### Given exercise
An exact reproduction of the records is required, with all images left out.

### Exercise materials

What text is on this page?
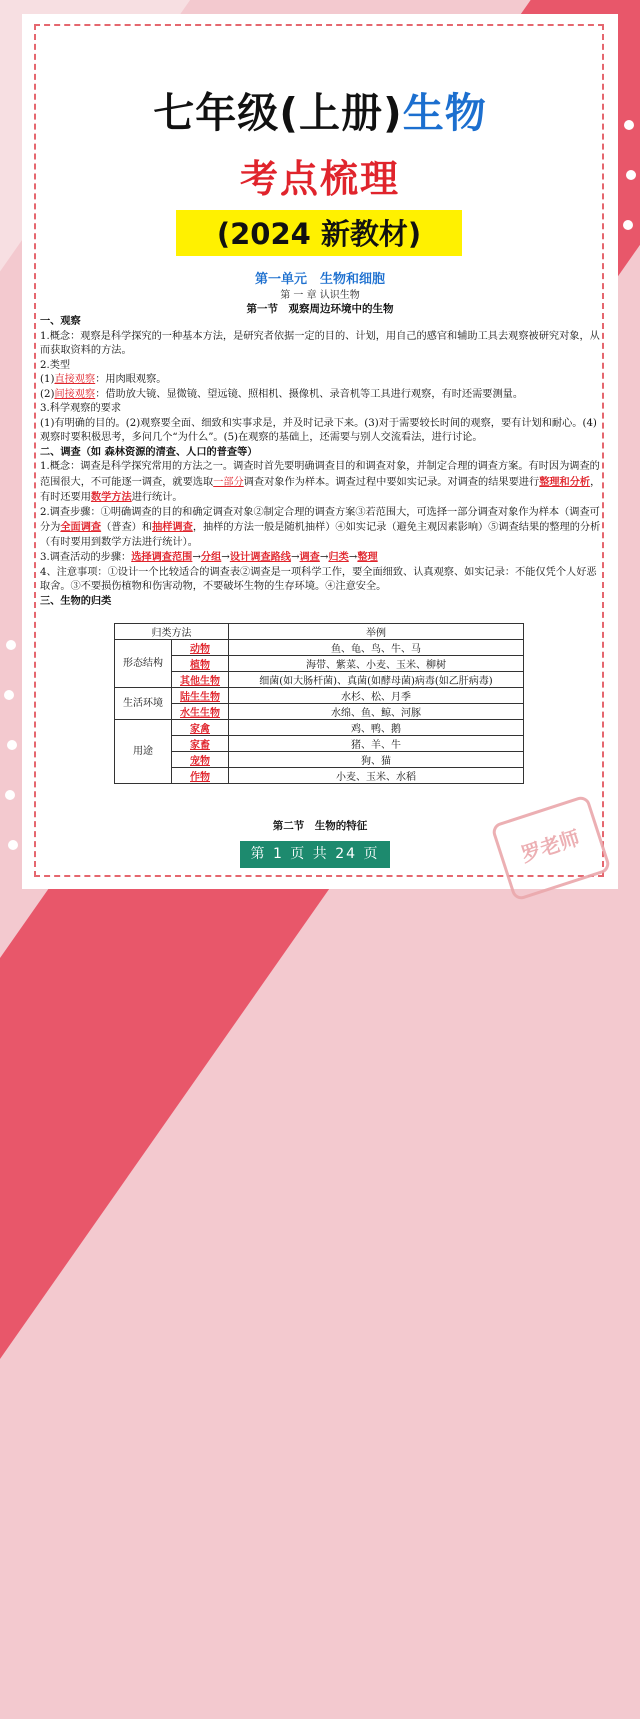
七年级(上册)生物
考点梳理
(2024 新教材)
第一单元　生物和细胞
第 一 章 认识生物
第一节　观察周边环境中的生物

一、观察

1.概念：观察是科学探究的一种基本方法，是研究者依据一定的目的、计划，用自己的感官和辅助工具去观察被研究对象，从而获取资料的方法。

2.类型

(1)直接观察：用肉眼观察。

(2)间接观察：借助放大镜、显微镜、望远镜、照相机、摄像机、录音机等工具进行观察，有时还需要测量。

3.科学观察的要求

(1)有明确的目的。(2)观察要全面、细致和实事求是，并及时记录下来。(3)对于需要较长时间的观察，要有计划和耐心。(4)观察时要积极思考，多问几个“为什么”。(5)在观察的基础上，还需要与别人交流看法，进行讨论。

二、调查（如 森林资源的清查、人口的普查等）

1.概念：调查是科学探究常用的方法之一。调查时首先要明确调查目的和调查对象，并制定合理的调查方案。有时因为调查的范围很大，不可能逐一调查，就要选取一部分调查对象作为样本。调查过程中要如实记录。对调查的结果要进行整理和分析，有时还要用数学方法进行统计。

2.调查步骤：①明确调查的目的和确定调查对象②制定合理的调查方案③若范围大，可选择一部分调查对象作为样本（调查可分为全面调查（普查）和抽样调查，抽样的方法一般是随机抽样）④如实记录（避免主观因素影响）⑤调查结果的整理的分析（有时要用到数学方法进行统计）。

3.调查活动的步骤：选择调查范围→分组→设计调查路线→调查→归类→整理

4、注意事项：①设计一个比较适合的调查表②调查是一项科学工作，要全面细致、认真观察、如实记录：不能仅凭个人好恶取舍。③不要损伤植物和伤害动物，不要破坏生物的生存环境。④注意安全。

三、生物的归类

归类方法		举例
形态结构	动物	鱼、龟、鸟、牛、马
	植物	海带、紫菜、小麦、玉米、柳树
	其他生物	细菌(如大肠杆菌)、真菌(如酵母菌)病毒(如乙肝病毒)
生活环境	陆生生物	水杉、松、月季
	水生生物	水绵、鱼、鲸、河豚
用途	家禽	鸡、鸭、鹅
	家畜	猪、羊、牛
	宠物	狗、猫
	作物	小麦、玉米、水稻
第二节　生物的特征
第 1 页 共 24 页	罗老师
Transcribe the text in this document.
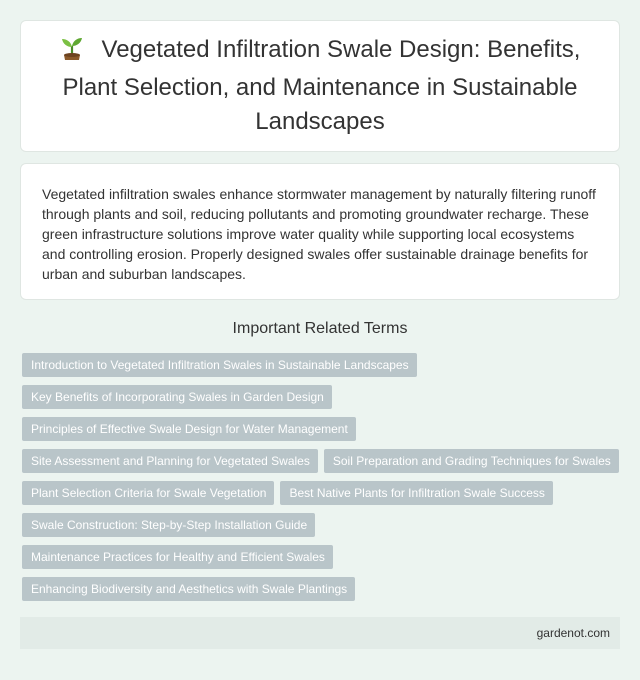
Vegetated Infiltration Swale Design: Benefits, Plant Selection, and Maintenance in Sustainable Landscapes

Vegetated infiltration swales enhance stormwater management by naturally filtering runoff through plants and soil, reducing pollutants and promoting groundwater recharge. These green infrastructure solutions improve water quality while supporting local ecosystems and controlling erosion. Properly designed swales offer sustainable drainage benefits for urban and suburban landscapes.

Important Related Terms
Introduction to Vegetated Infiltration Swales in Sustainable Landscapes
Key Benefits of Incorporating Swales in Garden Design
Principles of Effective Swale Design for Water Management
Site Assessment and Planning for Vegetated Swales	Soil Preparation and Grading Techniques for Swales
Plant Selection Criteria for Swale Vegetation	Best Native Plants for Infiltration Swale Success
Swale Construction: Step-by-Step Installation Guide
Maintenance Practices for Healthy and Efficient Swales
Enhancing Biodiversity and Aesthetics with Swale Plantings
gardenot.com
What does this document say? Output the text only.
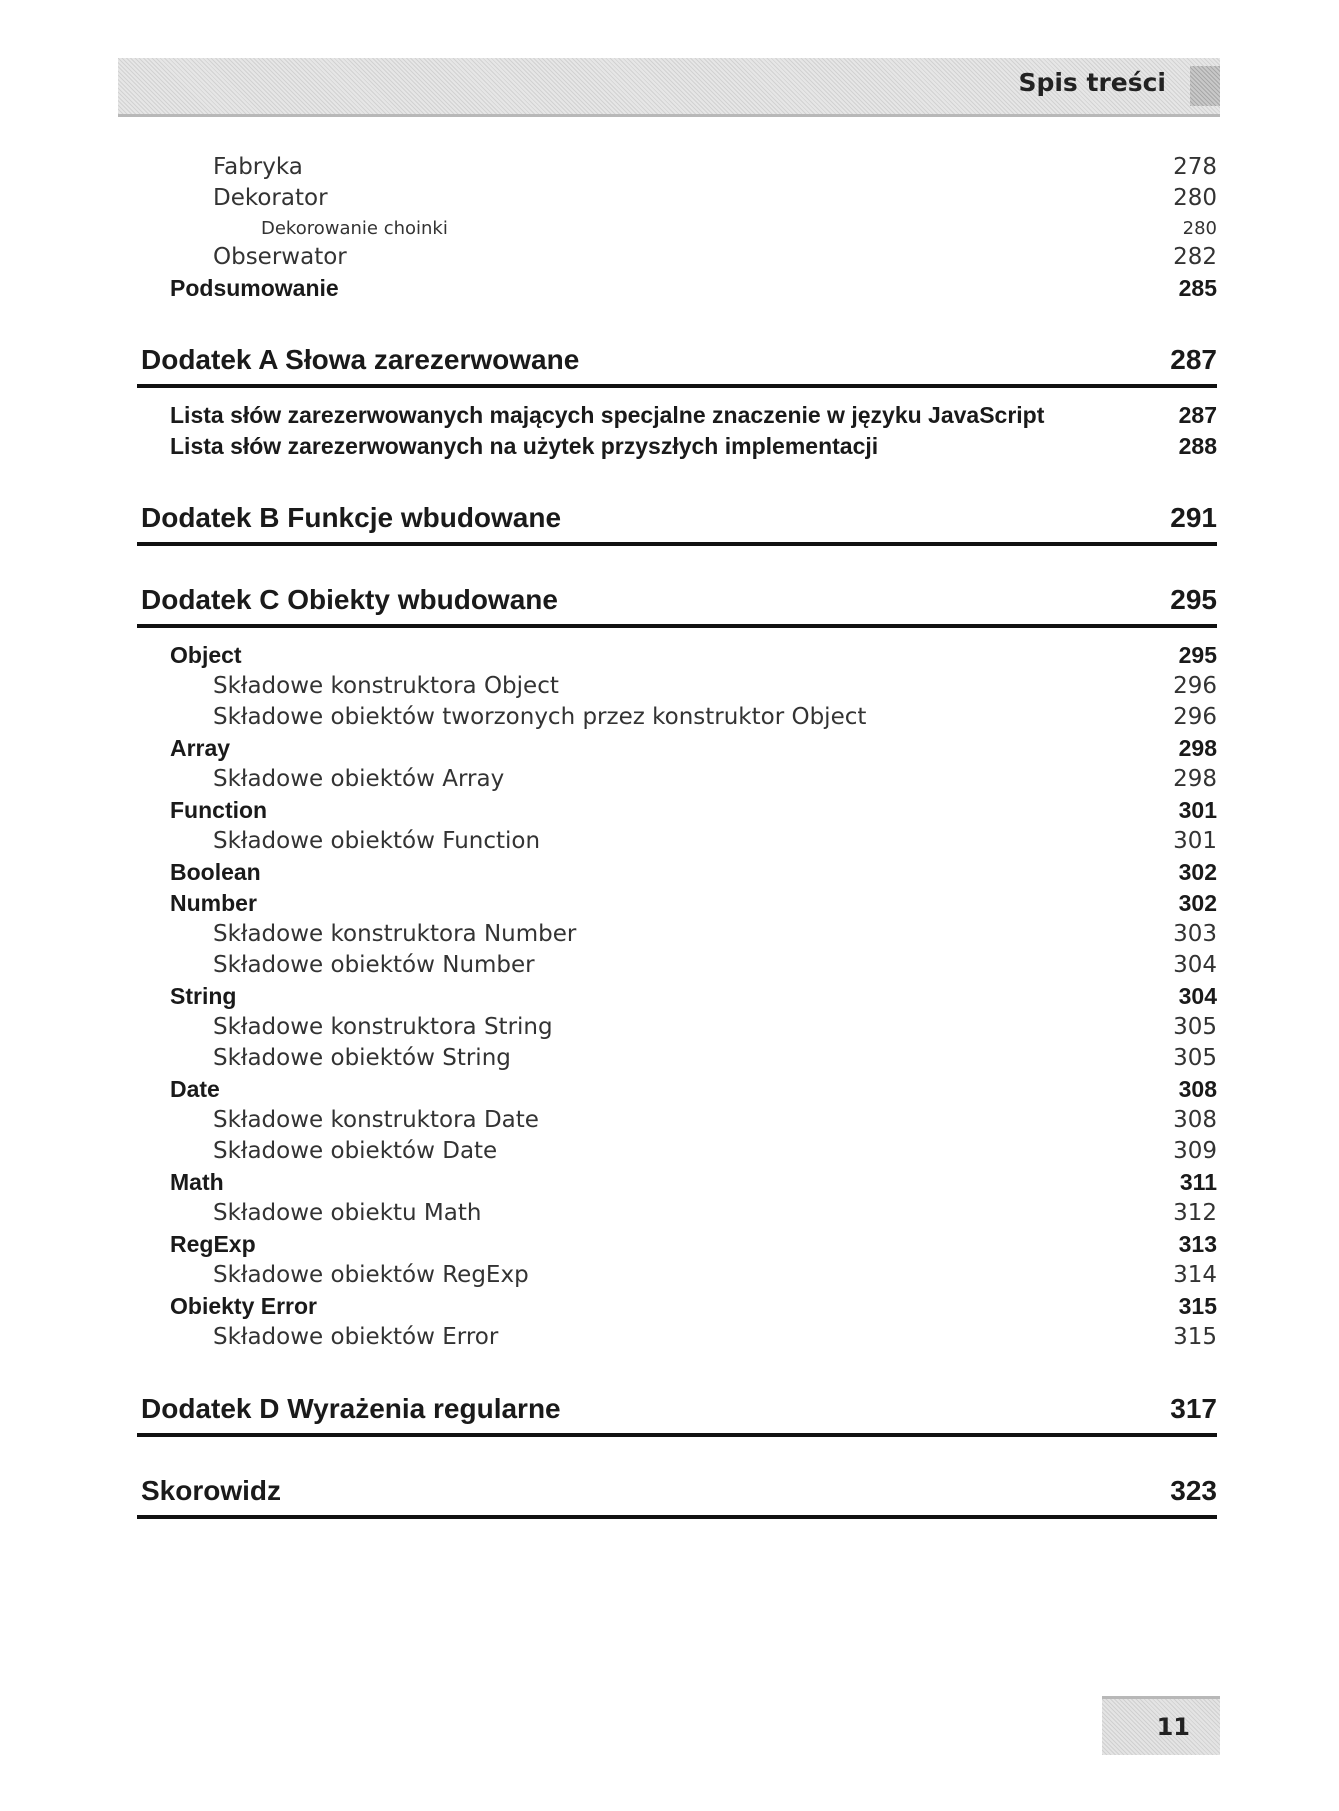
Spis treści
Fabryka	278
Dekorator	280
Dekorowanie choinki	280
Obserwator	282
Podsumowanie	285
Dodatek A Słowa zarezerwowane	287
Lista słów zarezerwowanych mających specjalne znaczenie w języku JavaScript	287
Lista słów zarezerwowanych na użytek przyszłych implementacji	288
Dodatek B Funkcje wbudowane	291
Dodatek C Obiekty wbudowane	295
Object	295
Składowe konstruktora Object	296
Składowe obiektów tworzonych przez konstruktor Object	296
Array	298
Składowe obiektów Array	298
Function	301
Składowe obiektów Function	301
Boolean	302
Number	302
Składowe konstruktora Number	303
Składowe obiektów Number	304
String	304
Składowe konstruktora String	305
Składowe obiektów String	305
Date	308
Składowe konstruktora Date	308
Składowe obiektów Date	309
Math	311
Składowe obiektu Math	312
RegExp	313
Składowe obiektów RegExp	314
Obiekty Error	315
Składowe obiektów Error	315
Dodatek D Wyrażenia regularne	317
Skorowidz	323
11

### Output below
What text is on this page?
七年级(上册)生物
考点梳理
(2024 新教材)
第一单元　生物和细胞
第 一 章 认识生物
第一节　观察周边环境中的生物

一、观察

1.概念：观察是科学探究的一种基本方法，是研究者依据一定的目的、计划，用自己的感官和辅助工具去观察被研究对象，从而获取资料的方法。

2.类型

(1)直接观察：用肉眼观察。

(2)间接观察：借助放大镜、显微镜、望远镜、照相机、摄像机、录音机等工具进行观察，有时还需要测量。

3.科学观察的要求

(1)有明确的目的。(2)观察要全面、细致和实事求是，并及时记录下来。(3)对于需要较长时间的观察，要有计划和耐心。(4)观察时要积极思考，多问几个“为什么”。(5)在观察的基础上，还需要与别人交流看法，进行讨论。

二、调查（如 森林资源的清查、人口的普查等）

1.概念：调查是科学探究常用的方法之一。调查时首先要明确调查目的和调查对象，并制定合理的调查方案。有时因为调查的范围很大，不可能逐一调查，就要选取一部分调查对象作为样本。调查过程中要如实记录。对调查的结果要进行整理和分析，有时还要用数学方法进行统计。

2.调查步骤：①明确调查的目的和确定调查对象②制定合理的调查方案③若范围大，可选择一部分调查对象作为样本（调查可分为全面调查（普查）和抽样调查，抽样的方法一般是随机抽样）④如实记录（避免主观因素影响）⑤调查结果的整理的分析（有时要用到数学方法进行统计）。

3.调查活动的步骤：选择调查范围→分组→设计调查路线→调查→归类→整理

4、注意事项：①设计一个比较适合的调查表②调查是一项科学工作，要全面细致、认真观察、如实记录：不能仅凭个人好恶取舍。③不要损伤植物和伤害动物，不要破坏生物的生存环境。④注意安全。

三、生物的归类

归类方法		举例
形态结构	动物	鱼、龟、鸟、牛、马
	植物	海带、紫菜、小麦、玉米、柳树
	其他生物	细菌(如大肠杆菌)、真菌(如酵母菌)病毒(如乙肝病毒)
生活环境	陆生生物	水杉、松、月季
	水生生物	水绵、鱼、鲸、河豚
用途	家禽	鸡、鸭、鹅
	家畜	猪、羊、牛
	宠物	狗、猫
	作物	小麦、玉米、水稻
第二节　生物的特征
第 1 页 共 24 页	罗老师
Transcribe the text in this document.
Vegetated Infiltration Swale Design: Benefits, Plant Selection, and Maintenance in Sustainable Landscapes

Vegetated infiltration swales enhance stormwater management by naturally filtering runoff through plants and soil, reducing pollutants and promoting groundwater recharge. These green infrastructure solutions improve water quality while supporting local ecosystems and controlling erosion. Properly designed swales offer sustainable drainage benefits for urban and suburban landscapes.

Important Related Terms
Introduction to Vegetated Infiltration Swales in Sustainable Landscapes
Key Benefits of Incorporating Swales in Garden Design
Principles of Effective Swale Design for Water Management
Site Assessment and Planning for Vegetated Swales	Soil Preparation and Grading Techniques for Swales
Plant Selection Criteria for Swale Vegetation	Best Native Plants for Infiltration Swale Success
Swale Construction: Step-by-Step Installation Guide
Maintenance Practices for Healthy and Efficient Swales
Enhancing Biodiversity and Aesthetics with Swale Plantings
gardenot.com
What does this document say? Output the text only.
Spis treści
Fabryka	278
Dekorator	280
Dekorowanie choinki	280
Obserwator	282
Podsumowanie	285
Dodatek A Słowa zarezerwowane	287
Lista słów zarezerwowanych mających specjalne znaczenie w języku JavaScript	287
Lista słów zarezerwowanych na użytek przyszłych implementacji	288
Dodatek B Funkcje wbudowane	291
Dodatek C Obiekty wbudowane	295
Object	295
Składowe konstruktora Object	296
Składowe obiektów tworzonych przez konstruktor Object	296
Array	298
Składowe obiektów Array	298
Function	301
Składowe obiektów Function	301
Boolean	302
Number	302
Składowe konstruktora Number	303
Składowe obiektów Number	304
String	304
Składowe konstruktora String	305
Składowe obiektów String	305
Date	308
Składowe konstruktora Date	308
Składowe obiektów Date	309
Math	311
Składowe obiektu Math	312
RegExp	313
Składowe obiektów RegExp	314
Obiekty Error	315
Składowe obiektów Error	315
Dodatek D Wyrażenia regularne	317
Skorowidz	323
11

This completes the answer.